◆ **Material shown**:
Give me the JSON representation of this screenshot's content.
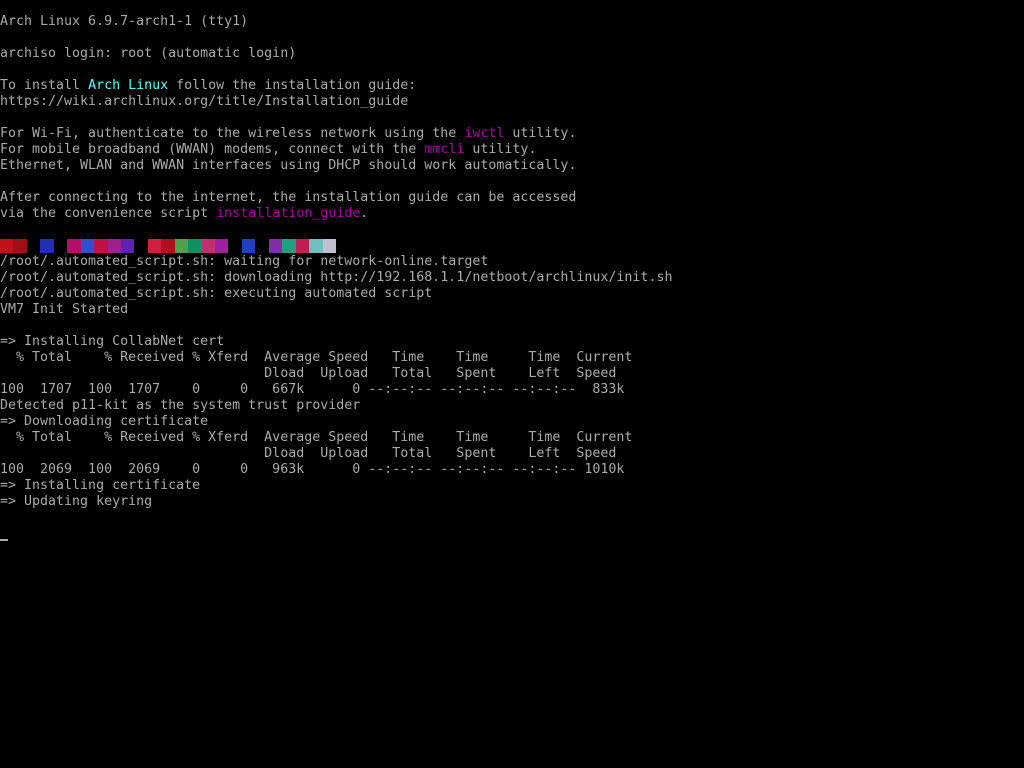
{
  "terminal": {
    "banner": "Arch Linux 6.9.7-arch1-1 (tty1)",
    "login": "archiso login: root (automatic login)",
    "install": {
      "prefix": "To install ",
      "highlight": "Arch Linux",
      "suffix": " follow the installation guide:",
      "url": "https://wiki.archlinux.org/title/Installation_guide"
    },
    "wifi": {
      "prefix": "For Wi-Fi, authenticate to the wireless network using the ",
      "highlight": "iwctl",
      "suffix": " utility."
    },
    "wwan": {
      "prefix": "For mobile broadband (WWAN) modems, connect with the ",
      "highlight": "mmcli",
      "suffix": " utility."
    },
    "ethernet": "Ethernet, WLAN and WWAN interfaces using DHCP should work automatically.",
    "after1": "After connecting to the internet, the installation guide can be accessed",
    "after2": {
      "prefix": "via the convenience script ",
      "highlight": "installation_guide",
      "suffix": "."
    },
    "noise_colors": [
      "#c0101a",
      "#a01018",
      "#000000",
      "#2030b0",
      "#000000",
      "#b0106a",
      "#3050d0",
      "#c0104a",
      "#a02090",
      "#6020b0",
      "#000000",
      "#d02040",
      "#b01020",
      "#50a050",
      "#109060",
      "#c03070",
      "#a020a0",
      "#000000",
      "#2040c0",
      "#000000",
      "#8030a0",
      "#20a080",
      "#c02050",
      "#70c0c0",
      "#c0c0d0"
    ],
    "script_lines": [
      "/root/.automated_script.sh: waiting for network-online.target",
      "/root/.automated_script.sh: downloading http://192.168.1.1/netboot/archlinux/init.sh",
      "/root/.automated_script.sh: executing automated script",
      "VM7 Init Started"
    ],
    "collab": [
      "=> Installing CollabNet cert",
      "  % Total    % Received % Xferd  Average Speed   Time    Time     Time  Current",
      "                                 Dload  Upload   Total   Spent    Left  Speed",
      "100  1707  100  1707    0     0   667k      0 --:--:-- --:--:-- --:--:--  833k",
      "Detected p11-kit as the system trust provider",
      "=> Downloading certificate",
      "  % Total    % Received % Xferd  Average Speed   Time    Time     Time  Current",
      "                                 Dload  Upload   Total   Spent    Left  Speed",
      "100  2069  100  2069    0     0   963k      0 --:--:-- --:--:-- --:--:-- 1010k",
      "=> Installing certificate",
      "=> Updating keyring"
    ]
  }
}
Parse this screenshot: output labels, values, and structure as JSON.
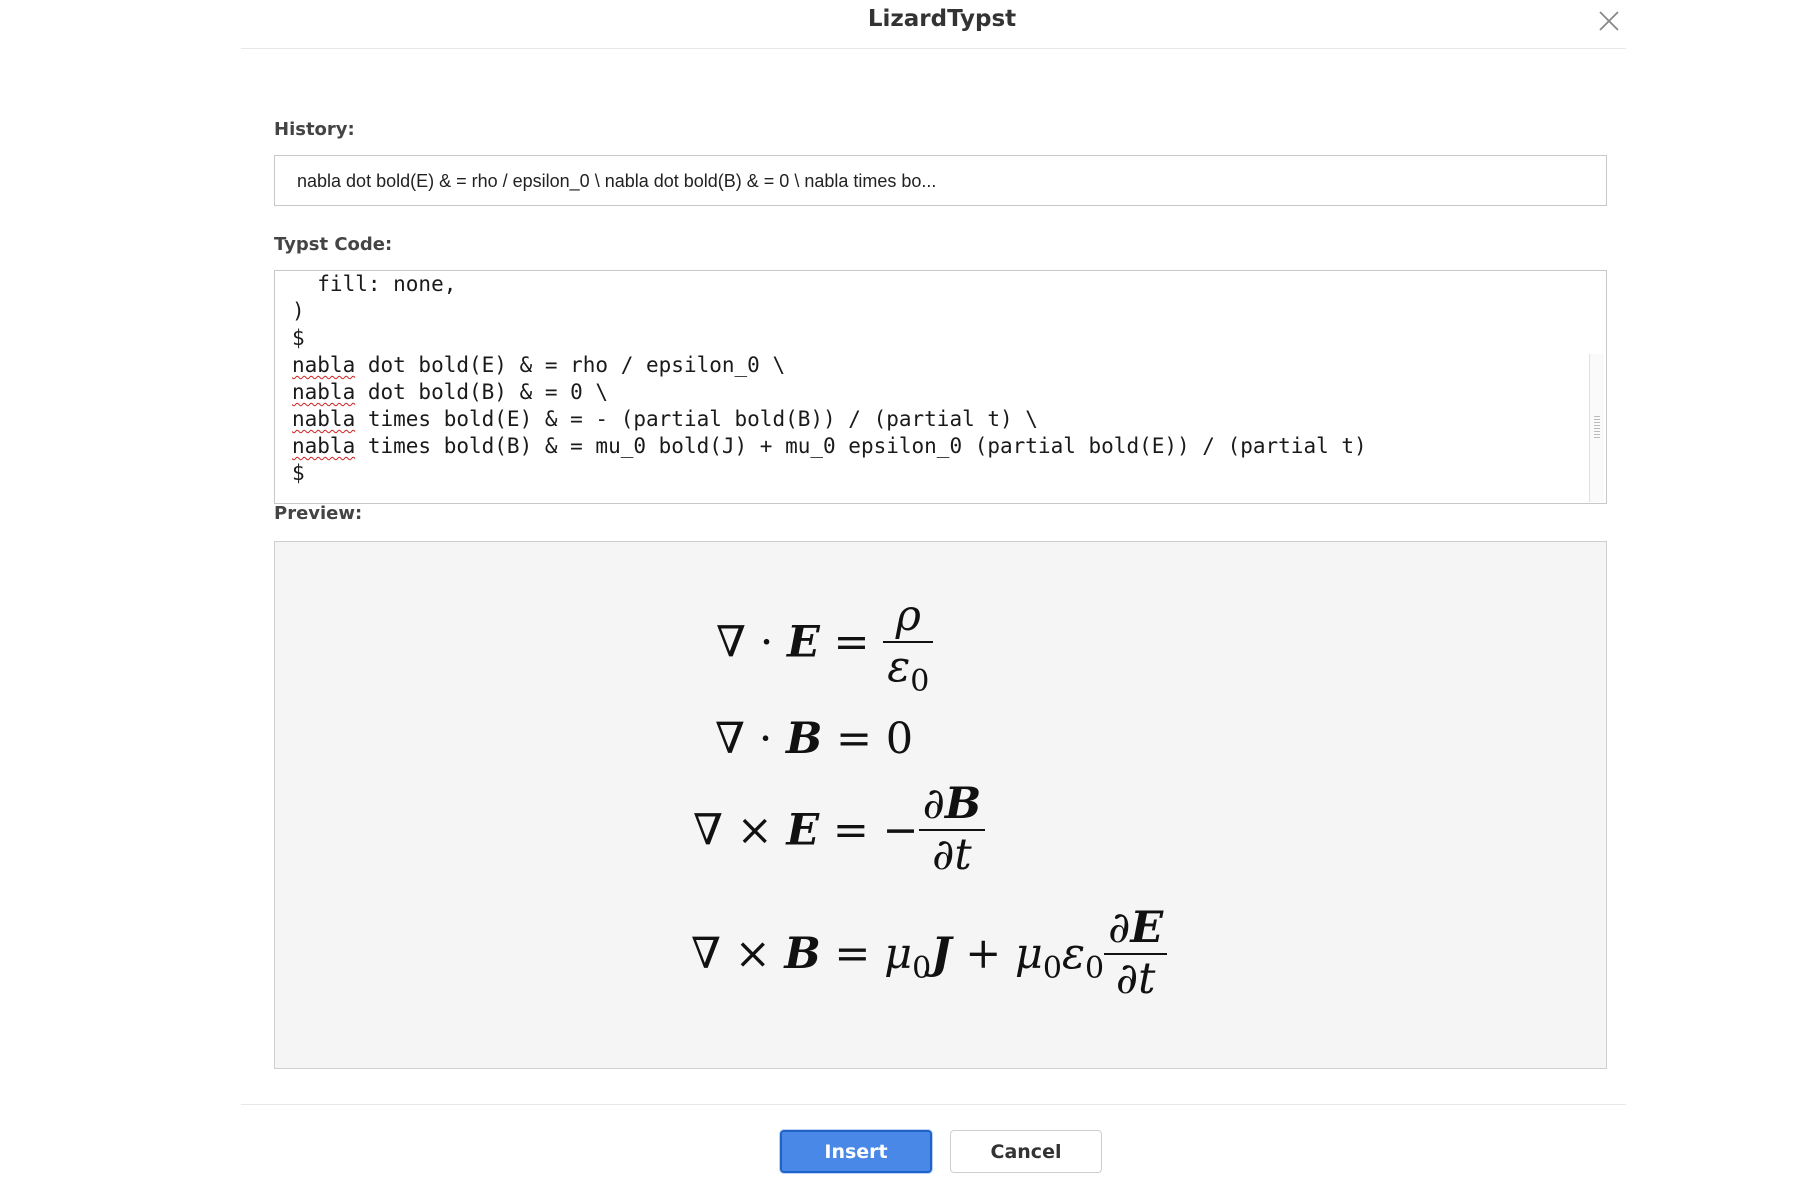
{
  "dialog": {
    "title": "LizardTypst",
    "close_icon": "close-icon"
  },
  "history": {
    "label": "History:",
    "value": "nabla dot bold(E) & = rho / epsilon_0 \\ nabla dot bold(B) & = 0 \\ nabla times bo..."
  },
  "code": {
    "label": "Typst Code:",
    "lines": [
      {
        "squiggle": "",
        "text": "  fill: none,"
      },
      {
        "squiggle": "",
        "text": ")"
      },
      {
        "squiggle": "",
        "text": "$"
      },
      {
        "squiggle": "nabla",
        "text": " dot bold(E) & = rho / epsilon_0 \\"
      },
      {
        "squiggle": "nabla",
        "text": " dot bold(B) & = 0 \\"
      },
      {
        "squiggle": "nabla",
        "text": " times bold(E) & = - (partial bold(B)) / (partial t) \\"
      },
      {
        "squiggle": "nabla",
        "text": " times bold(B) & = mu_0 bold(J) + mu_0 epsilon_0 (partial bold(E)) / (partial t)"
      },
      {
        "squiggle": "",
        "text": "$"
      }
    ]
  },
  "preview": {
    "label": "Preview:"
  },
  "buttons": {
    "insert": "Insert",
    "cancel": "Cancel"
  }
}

◆ **Challenge**: Copy every line of the entries above in which "using" occurs.

◆ **Correct output**:
      "prefix": "For Wi-Fi, authenticate to the wireless network using the ",
    "ethernet": "Ethernet, WLAN and WWAN interfaces using DHCP should work automatically.",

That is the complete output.